What to produce: Repeat the full listing, word for word.

Excerpted data:
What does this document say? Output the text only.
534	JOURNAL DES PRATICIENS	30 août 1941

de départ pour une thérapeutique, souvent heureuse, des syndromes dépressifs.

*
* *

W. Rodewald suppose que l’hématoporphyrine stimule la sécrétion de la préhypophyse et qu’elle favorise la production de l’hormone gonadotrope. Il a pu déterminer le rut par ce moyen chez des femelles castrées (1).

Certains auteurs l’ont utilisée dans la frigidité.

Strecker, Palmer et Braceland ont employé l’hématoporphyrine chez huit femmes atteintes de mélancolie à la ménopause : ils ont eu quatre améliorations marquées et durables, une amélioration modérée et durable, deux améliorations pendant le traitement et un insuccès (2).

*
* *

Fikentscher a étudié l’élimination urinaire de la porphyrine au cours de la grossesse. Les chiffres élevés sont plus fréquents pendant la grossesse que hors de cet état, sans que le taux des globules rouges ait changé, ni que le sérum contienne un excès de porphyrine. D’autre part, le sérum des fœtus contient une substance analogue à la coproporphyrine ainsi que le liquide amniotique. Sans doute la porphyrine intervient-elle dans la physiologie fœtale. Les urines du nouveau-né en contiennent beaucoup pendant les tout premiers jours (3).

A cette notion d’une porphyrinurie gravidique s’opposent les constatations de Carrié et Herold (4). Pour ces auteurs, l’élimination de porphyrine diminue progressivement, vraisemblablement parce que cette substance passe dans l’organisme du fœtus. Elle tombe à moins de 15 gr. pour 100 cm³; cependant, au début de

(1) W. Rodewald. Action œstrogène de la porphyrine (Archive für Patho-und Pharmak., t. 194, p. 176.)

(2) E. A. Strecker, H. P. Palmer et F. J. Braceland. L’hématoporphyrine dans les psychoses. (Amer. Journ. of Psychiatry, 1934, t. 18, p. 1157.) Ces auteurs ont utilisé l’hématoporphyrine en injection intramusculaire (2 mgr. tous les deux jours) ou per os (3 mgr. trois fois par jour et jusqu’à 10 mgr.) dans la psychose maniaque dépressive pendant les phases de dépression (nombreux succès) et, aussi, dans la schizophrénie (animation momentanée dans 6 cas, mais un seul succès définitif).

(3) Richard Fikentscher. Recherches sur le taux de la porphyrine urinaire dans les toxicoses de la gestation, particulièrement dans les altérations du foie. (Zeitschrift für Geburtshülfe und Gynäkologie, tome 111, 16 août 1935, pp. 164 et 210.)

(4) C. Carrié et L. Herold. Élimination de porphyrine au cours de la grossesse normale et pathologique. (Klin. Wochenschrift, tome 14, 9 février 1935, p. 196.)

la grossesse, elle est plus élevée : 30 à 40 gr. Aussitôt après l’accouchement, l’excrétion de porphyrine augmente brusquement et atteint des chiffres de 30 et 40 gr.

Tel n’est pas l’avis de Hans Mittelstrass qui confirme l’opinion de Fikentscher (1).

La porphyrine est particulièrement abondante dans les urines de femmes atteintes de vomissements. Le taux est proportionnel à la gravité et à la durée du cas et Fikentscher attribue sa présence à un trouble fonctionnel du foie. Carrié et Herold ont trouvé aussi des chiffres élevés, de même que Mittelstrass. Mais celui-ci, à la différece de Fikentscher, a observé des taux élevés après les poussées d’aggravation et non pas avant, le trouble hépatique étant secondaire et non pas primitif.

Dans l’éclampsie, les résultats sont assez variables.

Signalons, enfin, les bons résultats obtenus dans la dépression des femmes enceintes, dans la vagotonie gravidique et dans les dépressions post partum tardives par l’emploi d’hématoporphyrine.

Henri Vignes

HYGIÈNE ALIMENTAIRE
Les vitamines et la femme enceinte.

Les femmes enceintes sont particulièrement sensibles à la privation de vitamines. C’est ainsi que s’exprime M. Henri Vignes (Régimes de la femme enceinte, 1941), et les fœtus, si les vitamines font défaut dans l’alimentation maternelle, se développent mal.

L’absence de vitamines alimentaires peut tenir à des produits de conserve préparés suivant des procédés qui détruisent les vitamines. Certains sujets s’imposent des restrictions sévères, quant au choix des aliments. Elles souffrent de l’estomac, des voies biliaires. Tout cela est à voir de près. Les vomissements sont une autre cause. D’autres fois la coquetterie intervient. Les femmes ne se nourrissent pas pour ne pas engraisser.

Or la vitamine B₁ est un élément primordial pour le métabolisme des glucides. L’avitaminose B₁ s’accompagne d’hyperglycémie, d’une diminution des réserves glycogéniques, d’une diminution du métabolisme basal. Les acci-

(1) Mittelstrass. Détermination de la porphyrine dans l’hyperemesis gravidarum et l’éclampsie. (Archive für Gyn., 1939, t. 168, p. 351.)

Output:
What does this document say? Output the text only.
534	JOURNAL DES PRATICIENS	30 août 1941

de départ pour une thérapeutique, souvent heureuse, des syndromes dépressifs.

*
* *

W. Rodewald suppose que l’hématoporphyrine stimule la sécrétion de la préhypophyse et qu’elle favorise la production de l’hormone gonadotrope. Il a pu déterminer le rut par ce moyen chez des femelles castrées (1).

Certains auteurs l’ont utilisée dans la frigidité.

Strecker, Palmer et Braceland ont employé l’hématoporphyrine chez huit femmes atteintes de mélancolie à la ménopause : ils ont eu quatre améliorations marquées et durables, une amélioration modérée et durable, deux améliorations pendant le traitement et un insuccès (2).

*
* *

Fikentscher a étudié l’élimination urinaire de la porphyrine au cours de la grossesse. Les chiffres élevés sont plus fréquents pendant la grossesse que hors de cet état, sans que le taux des globules rouges ait changé, ni que le sérum contienne un excès de porphyrine. D’autre part, le sérum des fœtus contient une substance analogue à la coproporphyrine ainsi que le liquide amniotique. Sans doute la porphyrine intervient-elle dans la physiologie fœtale. Les urines du nouveau-né en contiennent beaucoup pendant les tout premiers jours (3).

A cette notion d’une porphyrinurie gravidique s’opposent les constatations de Carrié et Herold (4). Pour ces auteurs, l’élimination de porphyrine diminue progressivement, vraisemblablement parce que cette substance passe dans l’organisme du fœtus. Elle tombe à moins de 15 gr. pour 100 cm³; cependant, au début de

(1) W. Rodewald. Action œstrogène de la porphyrine (Archive für Patho-und Pharmak., t. 194, p. 176.)

(2) E. A. Strecker, H. P. Palmer et F. J. Braceland. L’hématoporphyrine dans les psychoses. (Amer. Journ. of Psychiatry, 1934, t. 18, p. 1157.) Ces auteurs ont utilisé l’hématoporphyrine en injection intramusculaire (2 mgr. tous les deux jours) ou per os (3 mgr. trois fois par jour et jusqu’à 10 mgr.) dans la psychose maniaque dépressive pendant les phases de dépression (nombreux succès) et, aussi, dans la schizophrénie (animation momentanée dans 6 cas, mais un seul succès définitif).

(3) Richard Fikentscher. Recherches sur le taux de la porphyrine urinaire dans les toxicoses de la gestation, particulièrement dans les altérations du foie. (Zeitschrift für Geburtshülfe und Gynäkologie, tome 111, 16 août 1935, pp. 164 et 210.)

(4) C. Carrié et L. Herold. Élimination de porphyrine au cours de la grossesse normale et pathologique. (Klin. Wochenschrift, tome 14, 9 février 1935, p. 196.)

la grossesse, elle est plus élevée : 30 à 40 gr. Aussitôt après l’accouchement, l’excrétion de porphyrine augmente brusquement et atteint des chiffres de 30 et 40 gr.

Tel n’est pas l’avis de Hans Mittelstrass qui confirme l’opinion de Fikentscher (1).

La porphyrine est particulièrement abondante dans les urines de femmes atteintes de vomissements. Le taux est proportionnel à la gravité et à la durée du cas et Fikentscher attribue sa présence à un trouble fonctionnel du foie. Carrié et Herold ont trouvé aussi des chiffres élevés, de même que Mittelstrass. Mais celui-ci, à la différece de Fikentscher, a observé des taux élevés après les poussées d’aggravation et non pas avant, le trouble hépatique étant secondaire et non pas primitif.

Dans l’éclampsie, les résultats sont assez variables.

Signalons, enfin, les bons résultats obtenus dans la dépression des femmes enceintes, dans la vagotonie gravidique et dans les dépressions post partum tardives par l’emploi d’hématoporphyrine.

Henri Vignes

HYGIÈNE ALIMENTAIRE
Les vitamines et la femme enceinte.

Les femmes enceintes sont particulièrement sensibles à la privation de vitamines. C’est ainsi que s’exprime M. Henri Vignes (Régimes de la femme enceinte, 1941), et les fœtus, si les vitamines font défaut dans l’alimentation maternelle, se développent mal.

L’absence de vitamines alimentaires peut tenir à des produits de conserve préparés suivant des procédés qui détruisent les vitamines. Certains sujets s’imposent des restrictions sévères, quant au choix des aliments. Elles souffrent de l’estomac, des voies biliaires. Tout cela est à voir de près. Les vomissements sont une autre cause. D’autres fois la coquetterie intervient. Les femmes ne se nourrissent pas pour ne pas engraisser.

Or la vitamine B₁ est un élément primordial pour le métabolisme des glucides. L’avitaminose B₁ s’accompagne d’hyperglycémie, d’une diminution des réserves glycogéniques, d’une diminution du métabolisme basal. Les acci-

(1) Mittelstrass. Détermination de la porphyrine dans l’hyperemesis gravidarum et l’éclampsie. (Archive für Gyn., 1939, t. 168, p. 351.)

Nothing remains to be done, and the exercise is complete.